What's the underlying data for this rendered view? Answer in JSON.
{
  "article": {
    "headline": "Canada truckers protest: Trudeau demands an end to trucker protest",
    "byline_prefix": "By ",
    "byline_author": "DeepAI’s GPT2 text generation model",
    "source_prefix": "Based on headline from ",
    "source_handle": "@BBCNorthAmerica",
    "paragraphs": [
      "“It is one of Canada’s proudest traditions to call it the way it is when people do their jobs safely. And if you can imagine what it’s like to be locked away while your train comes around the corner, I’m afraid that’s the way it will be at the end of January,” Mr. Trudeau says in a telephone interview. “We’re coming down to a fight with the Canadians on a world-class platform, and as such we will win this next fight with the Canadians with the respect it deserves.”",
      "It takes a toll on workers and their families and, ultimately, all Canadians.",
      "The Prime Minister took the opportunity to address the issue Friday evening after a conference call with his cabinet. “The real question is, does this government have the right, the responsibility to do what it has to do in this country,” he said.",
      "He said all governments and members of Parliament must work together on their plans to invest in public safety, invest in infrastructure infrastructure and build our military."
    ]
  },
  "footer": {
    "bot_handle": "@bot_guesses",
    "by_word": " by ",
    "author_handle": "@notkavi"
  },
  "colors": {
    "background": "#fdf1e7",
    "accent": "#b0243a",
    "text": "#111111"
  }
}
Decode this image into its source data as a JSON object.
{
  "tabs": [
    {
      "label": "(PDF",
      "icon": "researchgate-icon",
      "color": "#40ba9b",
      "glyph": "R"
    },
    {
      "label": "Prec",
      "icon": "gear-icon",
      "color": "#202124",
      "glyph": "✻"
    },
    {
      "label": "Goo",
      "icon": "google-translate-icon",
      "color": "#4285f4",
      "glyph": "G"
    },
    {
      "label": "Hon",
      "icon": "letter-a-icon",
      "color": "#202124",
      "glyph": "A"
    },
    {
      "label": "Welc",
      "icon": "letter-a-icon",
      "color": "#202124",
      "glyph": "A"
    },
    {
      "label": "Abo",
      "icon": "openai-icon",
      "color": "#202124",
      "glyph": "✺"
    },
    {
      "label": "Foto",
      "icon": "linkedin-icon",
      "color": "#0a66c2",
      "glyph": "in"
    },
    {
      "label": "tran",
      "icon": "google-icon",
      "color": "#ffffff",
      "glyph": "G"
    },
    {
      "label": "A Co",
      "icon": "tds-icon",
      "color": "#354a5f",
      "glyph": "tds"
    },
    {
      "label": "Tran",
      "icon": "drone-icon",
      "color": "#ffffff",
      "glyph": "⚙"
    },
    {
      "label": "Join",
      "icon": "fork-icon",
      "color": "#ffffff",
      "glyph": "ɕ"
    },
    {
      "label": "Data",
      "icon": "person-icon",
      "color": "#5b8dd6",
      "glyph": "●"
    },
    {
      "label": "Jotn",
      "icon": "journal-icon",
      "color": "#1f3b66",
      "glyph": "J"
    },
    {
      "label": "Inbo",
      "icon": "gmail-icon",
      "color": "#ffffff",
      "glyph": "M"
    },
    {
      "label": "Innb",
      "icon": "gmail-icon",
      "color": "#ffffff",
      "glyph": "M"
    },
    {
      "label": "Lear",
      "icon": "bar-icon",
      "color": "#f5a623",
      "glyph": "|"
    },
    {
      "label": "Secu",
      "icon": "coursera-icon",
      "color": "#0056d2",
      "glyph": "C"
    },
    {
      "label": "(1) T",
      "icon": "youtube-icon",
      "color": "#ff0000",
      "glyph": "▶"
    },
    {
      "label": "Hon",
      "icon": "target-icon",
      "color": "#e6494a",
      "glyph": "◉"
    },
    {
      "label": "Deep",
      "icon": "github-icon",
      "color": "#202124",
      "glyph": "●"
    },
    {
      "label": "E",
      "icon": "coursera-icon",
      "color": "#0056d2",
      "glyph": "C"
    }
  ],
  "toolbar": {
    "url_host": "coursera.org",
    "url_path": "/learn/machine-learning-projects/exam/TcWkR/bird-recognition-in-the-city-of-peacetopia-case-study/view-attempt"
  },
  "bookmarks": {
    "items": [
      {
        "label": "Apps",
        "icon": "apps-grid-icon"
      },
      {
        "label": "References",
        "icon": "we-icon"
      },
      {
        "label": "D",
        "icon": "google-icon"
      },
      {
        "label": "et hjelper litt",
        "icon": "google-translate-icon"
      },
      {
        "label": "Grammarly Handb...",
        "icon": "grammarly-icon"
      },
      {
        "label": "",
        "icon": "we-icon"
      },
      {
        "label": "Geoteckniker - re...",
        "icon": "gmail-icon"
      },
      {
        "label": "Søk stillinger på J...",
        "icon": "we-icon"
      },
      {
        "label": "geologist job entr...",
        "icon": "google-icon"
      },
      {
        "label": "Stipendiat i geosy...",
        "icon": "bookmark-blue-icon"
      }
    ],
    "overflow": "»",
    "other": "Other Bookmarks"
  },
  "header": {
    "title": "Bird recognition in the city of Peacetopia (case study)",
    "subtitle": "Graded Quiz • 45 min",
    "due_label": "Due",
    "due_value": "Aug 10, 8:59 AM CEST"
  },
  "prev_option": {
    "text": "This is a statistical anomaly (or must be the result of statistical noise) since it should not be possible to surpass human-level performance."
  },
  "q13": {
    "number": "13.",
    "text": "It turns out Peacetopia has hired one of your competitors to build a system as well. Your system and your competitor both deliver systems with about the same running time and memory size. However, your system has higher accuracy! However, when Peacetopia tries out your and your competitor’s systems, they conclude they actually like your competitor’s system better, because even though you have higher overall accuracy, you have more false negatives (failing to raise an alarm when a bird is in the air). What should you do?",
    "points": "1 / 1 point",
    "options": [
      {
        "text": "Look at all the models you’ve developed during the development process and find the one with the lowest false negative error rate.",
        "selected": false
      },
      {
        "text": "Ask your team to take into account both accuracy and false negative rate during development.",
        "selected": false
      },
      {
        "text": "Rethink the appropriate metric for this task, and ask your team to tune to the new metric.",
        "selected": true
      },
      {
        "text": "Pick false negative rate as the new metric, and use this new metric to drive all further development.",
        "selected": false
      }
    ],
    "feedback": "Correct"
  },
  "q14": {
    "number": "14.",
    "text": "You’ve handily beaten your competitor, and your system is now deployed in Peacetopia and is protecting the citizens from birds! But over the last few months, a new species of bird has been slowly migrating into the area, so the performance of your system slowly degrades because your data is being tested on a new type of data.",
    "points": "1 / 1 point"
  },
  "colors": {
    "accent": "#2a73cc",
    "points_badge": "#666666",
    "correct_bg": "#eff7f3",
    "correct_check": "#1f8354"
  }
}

### [Stated goal]
The listing above must be transcribed exactly, line by line.

### [Answer below]
What's the underlying data for this rendered view? Answer in JSON.
{
  "article": {
    "headline": "Canada truckers protest: Trudeau demands an end to trucker protest",
    "byline_prefix": "By ",
    "byline_author": "DeepAI’s GPT2 text generation model",
    "source_prefix": "Based on headline from ",
    "source_handle": "@BBCNorthAmerica",
    "paragraphs": [
      "“It is one of Canada’s proudest traditions to call it the way it is when people do their jobs safely. And if you can imagine what it’s like to be locked away while your train comes around the corner, I’m afraid that’s the way it will be at the end of January,” Mr. Trudeau says in a telephone interview. “We’re coming down to a fight with the Canadians on a world-class platform, and as such we will win this next fight with the Canadians with the respect it deserves.”",
      "It takes a toll on workers and their families and, ultimately, all Canadians.",
      "The Prime Minister took the opportunity to address the issue Friday evening after a conference call with his cabinet. “The real question is, does this government have the right, the responsibility to do what it has to do in this country,” he said.",
      "He said all governments and members of Parliament must work together on their plans to invest in public safety, invest in infrastructure infrastructure and build our military."
    ]
  },
  "footer": {
    "bot_handle": "@bot_guesses",
    "by_word": " by ",
    "author_handle": "@notkavi"
  },
  "colors": {
    "background": "#fdf1e7",
    "accent": "#b0243a",
    "text": "#111111"
  }
}
Decode this image into its source data as a JSON object.
{
  "tabs": [
    {
      "label": "(PDF",
      "icon": "researchgate-icon",
      "color": "#40ba9b",
      "glyph": "R"
    },
    {
      "label": "Prec",
      "icon": "gear-icon",
      "color": "#202124",
      "glyph": "✻"
    },
    {
      "label": "Goo",
      "icon": "google-translate-icon",
      "color": "#4285f4",
      "glyph": "G"
    },
    {
      "label": "Hon",
      "icon": "letter-a-icon",
      "color": "#202124",
      "glyph": "A"
    },
    {
      "label": "Welc",
      "icon": "letter-a-icon",
      "color": "#202124",
      "glyph": "A"
    },
    {
      "label": "Abo",
      "icon": "openai-icon",
      "color": "#202124",
      "glyph": "✺"
    },
    {
      "label": "Foto",
      "icon": "linkedin-icon",
      "color": "#0a66c2",
      "glyph": "in"
    },
    {
      "label": "tran",
      "icon": "google-icon",
      "color": "#ffffff",
      "glyph": "G"
    },
    {
      "label": "A Co",
      "icon": "tds-icon",
      "color": "#354a5f",
      "glyph": "tds"
    },
    {
      "label": "Tran",
      "icon": "drone-icon",
      "color": "#ffffff",
      "glyph": "⚙"
    },
    {
      "label": "Join",
      "icon": "fork-icon",
      "color": "#ffffff",
      "glyph": "ɕ"
    },
    {
      "label": "Data",
      "icon": "person-icon",
      "color": "#5b8dd6",
      "glyph": "●"
    },
    {
      "label": "Jotn",
      "icon": "journal-icon",
      "color": "#1f3b66",
      "glyph": "J"
    },
    {
      "label": "Inbo",
      "icon": "gmail-icon",
      "color": "#ffffff",
      "glyph": "M"
    },
    {
      "label": "Innb",
      "icon": "gmail-icon",
      "color": "#ffffff",
      "glyph": "M"
    },
    {
      "label": "Lear",
      "icon": "bar-icon",
      "color": "#f5a623",
      "glyph": "|"
    },
    {
      "label": "Secu",
      "icon": "coursera-icon",
      "color": "#0056d2",
      "glyph": "C"
    },
    {
      "label": "(1) T",
      "icon": "youtube-icon",
      "color": "#ff0000",
      "glyph": "▶"
    },
    {
      "label": "Hon",
      "icon": "target-icon",
      "color": "#e6494a",
      "glyph": "◉"
    },
    {
      "label": "Deep",
      "icon": "github-icon",
      "color": "#202124",
      "glyph": "●"
    },
    {
      "label": "E",
      "icon": "coursera-icon",
      "color": "#0056d2",
      "glyph": "C"
    }
  ],
  "toolbar": {
    "url_host": "coursera.org",
    "url_path": "/learn/machine-learning-projects/exam/TcWkR/bird-recognition-in-the-city-of-peacetopia-case-study/view-attempt"
  },
  "bookmarks": {
    "items": [
      {
        "label": "Apps",
        "icon": "apps-grid-icon"
      },
      {
        "label": "References",
        "icon": "we-icon"
      },
      {
        "label": "D",
        "icon": "google-icon"
      },
      {
        "label": "et hjelper litt",
        "icon": "google-translate-icon"
      },
      {
        "label": "Grammarly Handb...",
        "icon": "grammarly-icon"
      },
      {
        "label": "",
        "icon": "we-icon"
      },
      {
        "label": "Geoteckniker - re...",
        "icon": "gmail-icon"
      },
      {
        "label": "Søk stillinger på J...",
        "icon": "we-icon"
      },
      {
        "label": "geologist job entr...",
        "icon": "google-icon"
      },
      {
        "label": "Stipendiat i geosy...",
        "icon": "bookmark-blue-icon"
      }
    ],
    "overflow": "»",
    "other": "Other Bookmarks"
  },
  "header": {
    "title": "Bird recognition in the city of Peacetopia (case study)",
    "subtitle": "Graded Quiz • 45 min",
    "due_label": "Due",
    "due_value": "Aug 10, 8:59 AM CEST"
  },
  "prev_option": {
    "text": "This is a statistical anomaly (or must be the result of statistical noise) since it should not be possible to surpass human-level performance."
  },
  "q13": {
    "number": "13.",
    "text": "It turns out Peacetopia has hired one of your competitors to build a system as well. Your system and your competitor both deliver systems with about the same running time and memory size. However, your system has higher accuracy! However, when Peacetopia tries out your and your competitor’s systems, they conclude they actually like your competitor’s system better, because even though you have higher overall accuracy, you have more false negatives (failing to raise an alarm when a bird is in the air). What should you do?",
    "points": "1 / 1 point",
    "options": [
      {
        "text": "Look at all the models you’ve developed during the development process and find the one with the lowest false negative error rate.",
        "selected": false
      },
      {
        "text": "Ask your team to take into account both accuracy and false negative rate during development.",
        "selected": false
      },
      {
        "text": "Rethink the appropriate metric for this task, and ask your team to tune to the new metric.",
        "selected": true
      },
      {
        "text": "Pick false negative rate as the new metric, and use this new metric to drive all further development.",
        "selected": false
      }
    ],
    "feedback": "Correct"
  },
  "q14": {
    "number": "14.",
    "text": "You’ve handily beaten your competitor, and your system is now deployed in Peacetopia and is protecting the citizens from birds! But over the last few months, a new species of bird has been slowly migrating into the area, so the performance of your system slowly degrades because your data is being tested on a new type of data.",
    "points": "1 / 1 point"
  },
  "colors": {
    "accent": "#2a73cc",
    "points_badge": "#666666",
    "correct_bg": "#eff7f3",
    "correct_check": "#1f8354"
  }
}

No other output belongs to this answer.